Exercise details: Print the data that follows exactly.

Source data

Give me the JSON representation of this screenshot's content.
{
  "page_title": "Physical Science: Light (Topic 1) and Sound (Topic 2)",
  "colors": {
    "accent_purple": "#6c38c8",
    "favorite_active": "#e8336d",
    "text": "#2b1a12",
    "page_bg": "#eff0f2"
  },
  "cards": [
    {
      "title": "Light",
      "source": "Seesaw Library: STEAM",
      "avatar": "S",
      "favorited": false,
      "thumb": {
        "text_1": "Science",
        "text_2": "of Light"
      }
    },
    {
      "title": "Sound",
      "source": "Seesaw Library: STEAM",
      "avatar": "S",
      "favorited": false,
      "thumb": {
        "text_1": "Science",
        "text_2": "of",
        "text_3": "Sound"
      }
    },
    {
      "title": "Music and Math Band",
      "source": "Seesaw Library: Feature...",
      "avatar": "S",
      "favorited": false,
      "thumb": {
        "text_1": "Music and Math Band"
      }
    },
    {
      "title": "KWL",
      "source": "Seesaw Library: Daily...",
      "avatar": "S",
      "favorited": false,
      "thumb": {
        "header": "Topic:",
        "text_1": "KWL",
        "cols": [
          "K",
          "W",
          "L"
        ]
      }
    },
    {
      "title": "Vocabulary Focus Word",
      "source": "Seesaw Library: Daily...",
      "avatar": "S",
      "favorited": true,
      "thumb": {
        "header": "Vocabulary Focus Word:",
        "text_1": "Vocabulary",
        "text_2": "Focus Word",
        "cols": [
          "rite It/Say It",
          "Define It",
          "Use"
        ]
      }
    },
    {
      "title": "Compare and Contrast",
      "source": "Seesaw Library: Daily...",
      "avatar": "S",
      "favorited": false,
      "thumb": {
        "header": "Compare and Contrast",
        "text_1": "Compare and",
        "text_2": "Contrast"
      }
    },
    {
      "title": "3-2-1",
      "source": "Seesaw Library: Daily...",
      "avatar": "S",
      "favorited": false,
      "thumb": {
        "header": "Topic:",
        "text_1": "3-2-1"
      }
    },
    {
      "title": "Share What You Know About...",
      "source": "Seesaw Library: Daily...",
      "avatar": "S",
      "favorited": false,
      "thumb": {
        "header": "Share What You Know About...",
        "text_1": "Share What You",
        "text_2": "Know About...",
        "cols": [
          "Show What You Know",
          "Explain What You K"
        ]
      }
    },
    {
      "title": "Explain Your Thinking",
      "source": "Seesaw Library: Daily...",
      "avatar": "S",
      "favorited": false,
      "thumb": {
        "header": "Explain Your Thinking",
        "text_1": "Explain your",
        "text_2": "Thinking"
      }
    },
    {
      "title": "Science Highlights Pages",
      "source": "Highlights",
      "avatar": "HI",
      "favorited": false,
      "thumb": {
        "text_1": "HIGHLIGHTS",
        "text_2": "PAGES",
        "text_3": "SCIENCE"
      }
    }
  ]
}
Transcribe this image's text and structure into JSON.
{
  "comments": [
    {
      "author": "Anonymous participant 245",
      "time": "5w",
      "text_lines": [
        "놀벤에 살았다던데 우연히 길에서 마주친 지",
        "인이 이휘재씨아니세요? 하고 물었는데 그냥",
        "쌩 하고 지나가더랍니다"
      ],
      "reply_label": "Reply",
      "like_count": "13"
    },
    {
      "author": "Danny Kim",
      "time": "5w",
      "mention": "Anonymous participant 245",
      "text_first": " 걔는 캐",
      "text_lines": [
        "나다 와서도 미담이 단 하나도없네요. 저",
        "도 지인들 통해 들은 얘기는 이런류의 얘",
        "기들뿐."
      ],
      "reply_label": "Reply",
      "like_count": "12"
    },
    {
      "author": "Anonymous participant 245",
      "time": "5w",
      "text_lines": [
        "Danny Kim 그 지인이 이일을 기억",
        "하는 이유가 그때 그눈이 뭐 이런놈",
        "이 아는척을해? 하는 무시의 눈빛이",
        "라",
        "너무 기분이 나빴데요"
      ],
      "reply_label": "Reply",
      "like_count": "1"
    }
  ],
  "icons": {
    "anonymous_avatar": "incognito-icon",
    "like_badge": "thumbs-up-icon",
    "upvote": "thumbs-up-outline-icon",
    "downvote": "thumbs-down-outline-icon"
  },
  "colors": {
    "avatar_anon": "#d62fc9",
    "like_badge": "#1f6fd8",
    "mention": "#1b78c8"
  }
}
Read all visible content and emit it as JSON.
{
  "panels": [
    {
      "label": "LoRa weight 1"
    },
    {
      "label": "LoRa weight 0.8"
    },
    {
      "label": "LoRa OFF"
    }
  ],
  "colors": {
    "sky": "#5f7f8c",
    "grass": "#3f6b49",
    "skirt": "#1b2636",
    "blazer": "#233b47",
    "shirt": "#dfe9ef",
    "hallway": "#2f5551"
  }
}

Response to this exercise:
Give me the JSON representation of this screenshot's content.
{
  "page_title": "Physical Science: Light (Topic 1) and Sound (Topic 2)",
  "colors": {
    "accent_purple": "#6c38c8",
    "favorite_active": "#e8336d",
    "text": "#2b1a12",
    "page_bg": "#eff0f2"
  },
  "cards": [
    {
      "title": "Light",
      "source": "Seesaw Library: STEAM",
      "avatar": "S",
      "favorited": false,
      "thumb": {
        "text_1": "Science",
        "text_2": "of Light"
      }
    },
    {
      "title": "Sound",
      "source": "Seesaw Library: STEAM",
      "avatar": "S",
      "favorited": false,
      "thumb": {
        "text_1": "Science",
        "text_2": "of",
        "text_3": "Sound"
      }
    },
    {
      "title": "Music and Math Band",
      "source": "Seesaw Library: Feature...",
      "avatar": "S",
      "favorited": false,
      "thumb": {
        "text_1": "Music and Math Band"
      }
    },
    {
      "title": "KWL",
      "source": "Seesaw Library: Daily...",
      "avatar": "S",
      "favorited": false,
      "thumb": {
        "header": "Topic:",
        "text_1": "KWL",
        "cols": [
          "K",
          "W",
          "L"
        ]
      }
    },
    {
      "title": "Vocabulary Focus Word",
      "source": "Seesaw Library: Daily...",
      "avatar": "S",
      "favorited": true,
      "thumb": {
        "header": "Vocabulary Focus Word:",
        "text_1": "Vocabulary",
        "text_2": "Focus Word",
        "cols": [
          "rite It/Say It",
          "Define It",
          "Use"
        ]
      }
    },
    {
      "title": "Compare and Contrast",
      "source": "Seesaw Library: Daily...",
      "avatar": "S",
      "favorited": false,
      "thumb": {
        "header": "Compare and Contrast",
        "text_1": "Compare and",
        "text_2": "Contrast"
      }
    },
    {
      "title": "3-2-1",
      "source": "Seesaw Library: Daily...",
      "avatar": "S",
      "favorited": false,
      "thumb": {
        "header": "Topic:",
        "text_1": "3-2-1"
      }
    },
    {
      "title": "Share What You Know About...",
      "source": "Seesaw Library: Daily...",
      "avatar": "S",
      "favorited": false,
      "thumb": {
        "header": "Share What You Know About...",
        "text_1": "Share What You",
        "text_2": "Know About...",
        "cols": [
          "Show What You Know",
          "Explain What You K"
        ]
      }
    },
    {
      "title": "Explain Your Thinking",
      "source": "Seesaw Library: Daily...",
      "avatar": "S",
      "favorited": false,
      "thumb": {
        "header": "Explain Your Thinking",
        "text_1": "Explain your",
        "text_2": "Thinking"
      }
    },
    {
      "title": "Science Highlights Pages",
      "source": "Highlights",
      "avatar": "HI",
      "favorited": false,
      "thumb": {
        "text_1": "HIGHLIGHTS",
        "text_2": "PAGES",
        "text_3": "SCIENCE"
      }
    }
  ]
}
Transcribe this image's text and structure into JSON.
{
  "comments": [
    {
      "author": "Anonymous participant 245",
      "time": "5w",
      "text_lines": [
        "놀벤에 살았다던데 우연히 길에서 마주친 지",
        "인이 이휘재씨아니세요? 하고 물었는데 그냥",
        "쌩 하고 지나가더랍니다"
      ],
      "reply_label": "Reply",
      "like_count": "13"
    },
    {
      "author": "Danny Kim",
      "time": "5w",
      "mention": "Anonymous participant 245",
      "text_first": " 걔는 캐",
      "text_lines": [
        "나다 와서도 미담이 단 하나도없네요. 저",
        "도 지인들 통해 들은 얘기는 이런류의 얘",
        "기들뿐."
      ],
      "reply_label": "Reply",
      "like_count": "12"
    },
    {
      "author": "Anonymous participant 245",
      "time": "5w",
      "text_lines": [
        "Danny Kim 그 지인이 이일을 기억",
        "하는 이유가 그때 그눈이 뭐 이런놈",
        "이 아는척을해? 하는 무시의 눈빛이",
        "라",
        "너무 기분이 나빴데요"
      ],
      "reply_label": "Reply",
      "like_count": "1"
    }
  ],
  "icons": {
    "anonymous_avatar": "incognito-icon",
    "like_badge": "thumbs-up-icon",
    "upvote": "thumbs-up-outline-icon",
    "downvote": "thumbs-down-outline-icon"
  },
  "colors": {
    "avatar_anon": "#d62fc9",
    "like_badge": "#1f6fd8",
    "mention": "#1b78c8"
  }
}
Read all visible content and emit it as JSON.
{
  "panels": [
    {
      "label": "LoRa weight 1"
    },
    {
      "label": "LoRa weight 0.8"
    },
    {
      "label": "LoRa OFF"
    }
  ],
  "colors": {
    "sky": "#5f7f8c",
    "grass": "#3f6b49",
    "skirt": "#1b2636",
    "blazer": "#233b47",
    "shirt": "#dfe9ef",
    "hallway": "#2f5551"
  }
}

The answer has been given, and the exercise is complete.